### GOAL
Extract each line containing the string "name".

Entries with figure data
-*-*-

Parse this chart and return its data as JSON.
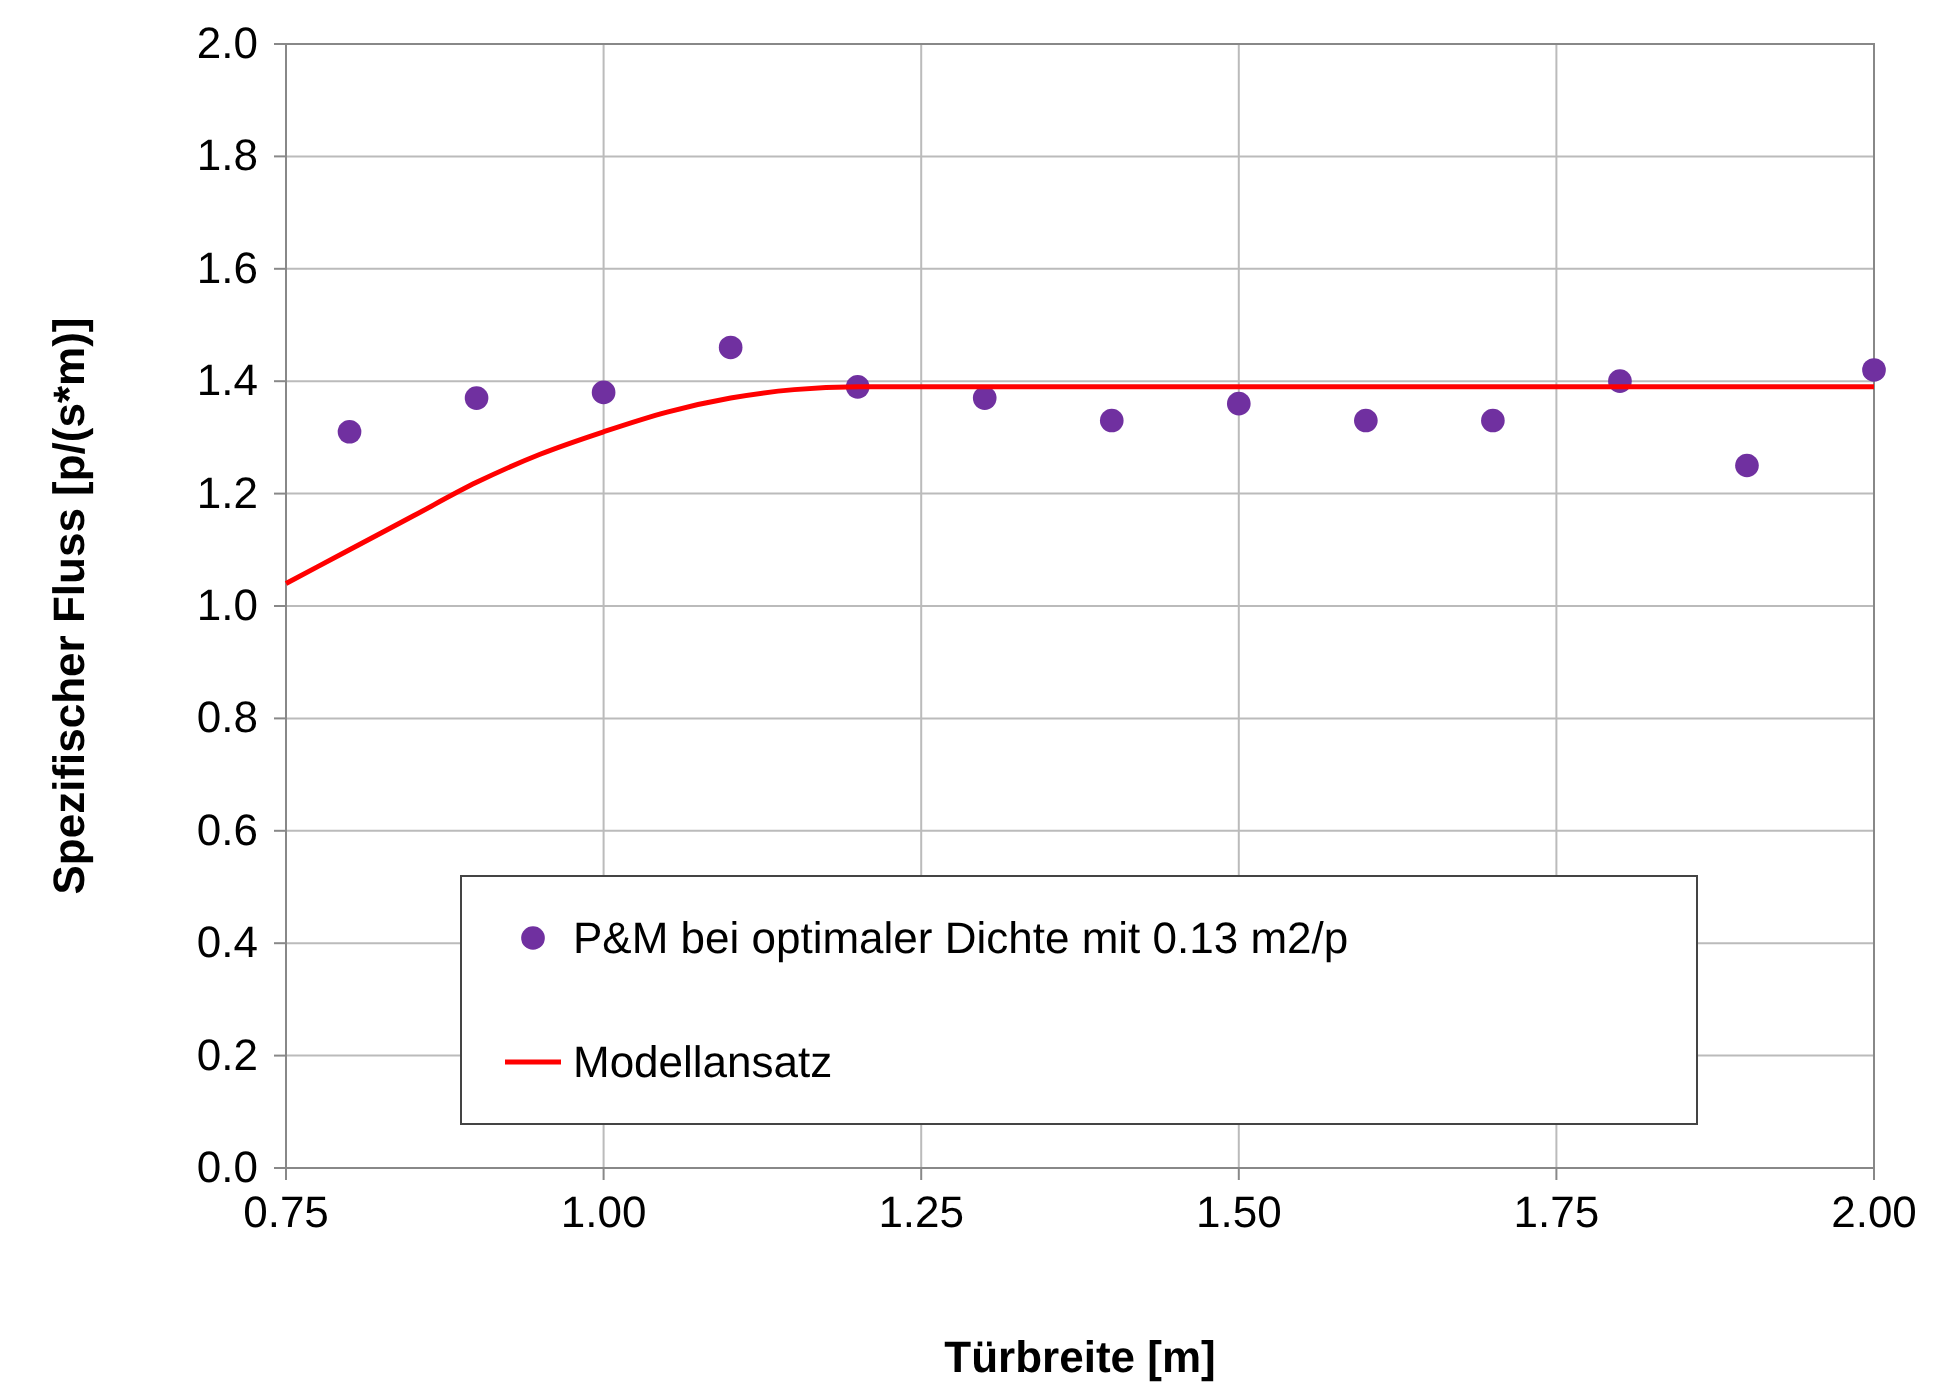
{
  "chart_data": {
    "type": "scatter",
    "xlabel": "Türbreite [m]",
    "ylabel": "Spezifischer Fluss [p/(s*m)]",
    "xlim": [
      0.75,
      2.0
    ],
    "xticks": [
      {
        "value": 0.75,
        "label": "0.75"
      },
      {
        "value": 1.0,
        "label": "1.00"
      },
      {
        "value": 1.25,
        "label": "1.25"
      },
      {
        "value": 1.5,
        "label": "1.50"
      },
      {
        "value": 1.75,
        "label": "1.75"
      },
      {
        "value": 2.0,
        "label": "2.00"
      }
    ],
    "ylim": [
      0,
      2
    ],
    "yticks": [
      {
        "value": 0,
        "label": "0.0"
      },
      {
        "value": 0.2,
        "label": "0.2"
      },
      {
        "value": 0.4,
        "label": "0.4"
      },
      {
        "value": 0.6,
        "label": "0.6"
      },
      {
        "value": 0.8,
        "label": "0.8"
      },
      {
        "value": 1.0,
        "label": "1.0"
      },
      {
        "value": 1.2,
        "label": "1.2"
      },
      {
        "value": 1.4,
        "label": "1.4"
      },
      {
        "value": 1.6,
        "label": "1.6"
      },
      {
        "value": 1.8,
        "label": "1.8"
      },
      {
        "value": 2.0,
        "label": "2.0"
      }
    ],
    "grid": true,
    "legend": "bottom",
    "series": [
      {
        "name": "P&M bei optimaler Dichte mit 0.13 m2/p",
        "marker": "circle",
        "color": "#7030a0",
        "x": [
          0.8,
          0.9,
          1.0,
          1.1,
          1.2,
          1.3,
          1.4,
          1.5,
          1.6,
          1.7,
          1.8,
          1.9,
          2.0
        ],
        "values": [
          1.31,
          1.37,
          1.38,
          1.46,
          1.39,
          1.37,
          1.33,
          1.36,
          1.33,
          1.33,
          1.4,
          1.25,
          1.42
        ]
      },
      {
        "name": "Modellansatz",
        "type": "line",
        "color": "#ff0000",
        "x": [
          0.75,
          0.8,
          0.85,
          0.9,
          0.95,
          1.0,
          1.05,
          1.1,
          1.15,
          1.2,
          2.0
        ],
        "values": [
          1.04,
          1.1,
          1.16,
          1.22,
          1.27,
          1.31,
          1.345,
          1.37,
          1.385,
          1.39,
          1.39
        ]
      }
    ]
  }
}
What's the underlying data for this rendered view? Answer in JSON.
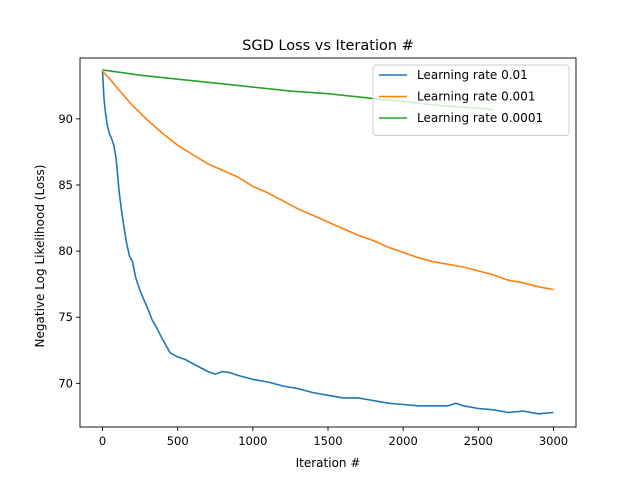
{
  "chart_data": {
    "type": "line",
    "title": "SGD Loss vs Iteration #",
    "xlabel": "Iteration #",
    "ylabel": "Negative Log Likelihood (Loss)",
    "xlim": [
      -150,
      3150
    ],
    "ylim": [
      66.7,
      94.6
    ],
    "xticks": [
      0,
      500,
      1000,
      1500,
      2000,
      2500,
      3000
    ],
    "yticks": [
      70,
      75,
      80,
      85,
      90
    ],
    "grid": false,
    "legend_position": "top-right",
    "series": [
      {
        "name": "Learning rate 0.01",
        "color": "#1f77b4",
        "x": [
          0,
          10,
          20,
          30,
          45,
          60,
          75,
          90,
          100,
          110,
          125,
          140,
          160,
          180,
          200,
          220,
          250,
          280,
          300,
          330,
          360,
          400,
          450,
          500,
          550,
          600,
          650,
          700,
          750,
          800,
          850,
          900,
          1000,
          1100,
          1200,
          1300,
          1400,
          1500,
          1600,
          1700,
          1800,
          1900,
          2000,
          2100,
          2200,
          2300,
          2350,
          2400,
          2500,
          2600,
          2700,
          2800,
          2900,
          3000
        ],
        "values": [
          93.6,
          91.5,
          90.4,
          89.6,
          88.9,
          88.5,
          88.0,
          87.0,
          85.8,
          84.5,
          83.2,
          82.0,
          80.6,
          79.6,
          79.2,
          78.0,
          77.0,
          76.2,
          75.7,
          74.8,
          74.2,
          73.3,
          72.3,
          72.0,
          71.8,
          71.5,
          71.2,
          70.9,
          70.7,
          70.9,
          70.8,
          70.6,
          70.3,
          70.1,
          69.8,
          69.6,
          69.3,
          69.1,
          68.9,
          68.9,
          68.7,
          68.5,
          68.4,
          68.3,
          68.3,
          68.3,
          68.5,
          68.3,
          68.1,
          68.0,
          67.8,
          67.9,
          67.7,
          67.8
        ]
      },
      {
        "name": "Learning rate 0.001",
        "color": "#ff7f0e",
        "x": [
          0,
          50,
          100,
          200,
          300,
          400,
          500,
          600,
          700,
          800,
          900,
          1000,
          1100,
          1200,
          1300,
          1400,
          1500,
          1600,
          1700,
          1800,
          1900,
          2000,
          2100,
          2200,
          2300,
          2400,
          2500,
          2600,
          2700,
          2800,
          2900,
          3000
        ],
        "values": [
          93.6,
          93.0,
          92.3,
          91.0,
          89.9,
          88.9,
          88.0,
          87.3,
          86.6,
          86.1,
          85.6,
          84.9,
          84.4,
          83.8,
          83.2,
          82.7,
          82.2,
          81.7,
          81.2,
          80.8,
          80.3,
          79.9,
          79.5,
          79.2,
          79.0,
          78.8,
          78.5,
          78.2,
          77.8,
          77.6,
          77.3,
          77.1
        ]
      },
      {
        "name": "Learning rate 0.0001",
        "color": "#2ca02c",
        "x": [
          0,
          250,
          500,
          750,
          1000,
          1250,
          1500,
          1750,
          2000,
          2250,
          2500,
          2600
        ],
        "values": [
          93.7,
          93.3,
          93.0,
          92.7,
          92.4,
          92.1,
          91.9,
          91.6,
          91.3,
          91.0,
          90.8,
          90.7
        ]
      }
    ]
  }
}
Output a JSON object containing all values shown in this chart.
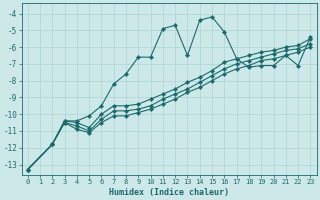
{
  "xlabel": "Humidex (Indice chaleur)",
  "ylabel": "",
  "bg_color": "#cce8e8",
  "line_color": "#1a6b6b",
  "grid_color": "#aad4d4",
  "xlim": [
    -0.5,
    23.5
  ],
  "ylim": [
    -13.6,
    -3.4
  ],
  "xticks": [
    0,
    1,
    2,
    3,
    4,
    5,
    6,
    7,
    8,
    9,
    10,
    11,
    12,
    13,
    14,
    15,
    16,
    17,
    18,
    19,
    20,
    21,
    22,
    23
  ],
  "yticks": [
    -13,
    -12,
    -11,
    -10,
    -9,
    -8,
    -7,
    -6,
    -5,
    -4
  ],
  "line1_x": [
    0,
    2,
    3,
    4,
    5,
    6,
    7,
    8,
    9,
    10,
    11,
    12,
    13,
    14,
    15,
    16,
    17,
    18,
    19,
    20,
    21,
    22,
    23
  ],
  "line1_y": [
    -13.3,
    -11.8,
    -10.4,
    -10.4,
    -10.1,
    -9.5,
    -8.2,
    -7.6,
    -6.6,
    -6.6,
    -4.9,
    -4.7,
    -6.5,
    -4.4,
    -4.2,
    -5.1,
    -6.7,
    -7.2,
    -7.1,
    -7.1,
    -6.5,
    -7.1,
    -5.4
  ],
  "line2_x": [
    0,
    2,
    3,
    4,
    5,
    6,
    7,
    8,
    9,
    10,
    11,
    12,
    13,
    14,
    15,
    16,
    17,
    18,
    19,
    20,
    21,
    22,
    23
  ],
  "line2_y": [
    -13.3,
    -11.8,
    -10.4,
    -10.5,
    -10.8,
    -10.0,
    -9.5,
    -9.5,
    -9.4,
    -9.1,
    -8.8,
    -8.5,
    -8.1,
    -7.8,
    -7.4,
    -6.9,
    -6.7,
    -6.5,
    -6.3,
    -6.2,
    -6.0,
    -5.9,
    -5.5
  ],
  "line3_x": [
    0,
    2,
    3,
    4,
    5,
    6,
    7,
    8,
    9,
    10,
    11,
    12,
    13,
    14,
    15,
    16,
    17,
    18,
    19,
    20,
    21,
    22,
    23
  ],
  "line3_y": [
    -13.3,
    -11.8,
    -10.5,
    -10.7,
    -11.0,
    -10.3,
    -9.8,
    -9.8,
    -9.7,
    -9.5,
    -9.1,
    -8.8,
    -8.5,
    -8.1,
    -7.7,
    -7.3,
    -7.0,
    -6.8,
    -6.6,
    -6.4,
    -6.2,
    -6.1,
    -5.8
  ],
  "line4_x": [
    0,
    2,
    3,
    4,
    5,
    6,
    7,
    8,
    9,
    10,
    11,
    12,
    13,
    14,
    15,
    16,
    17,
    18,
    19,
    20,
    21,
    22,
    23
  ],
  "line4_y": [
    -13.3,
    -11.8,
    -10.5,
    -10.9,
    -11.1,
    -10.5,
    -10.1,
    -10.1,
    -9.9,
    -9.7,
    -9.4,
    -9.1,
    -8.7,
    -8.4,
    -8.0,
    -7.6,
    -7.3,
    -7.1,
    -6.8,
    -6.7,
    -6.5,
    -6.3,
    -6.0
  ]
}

-*-*-

### SOLUTION FOR THIS PROBLEM
        "name": "P&M bei optimaler Dichte mit 0.13 m2/p",
        "name": "Modellansatz",
        "name": "Learning rate 0.01",
        "name": "Learning rate 0.001",
        "name": "Learning rate 0.0001",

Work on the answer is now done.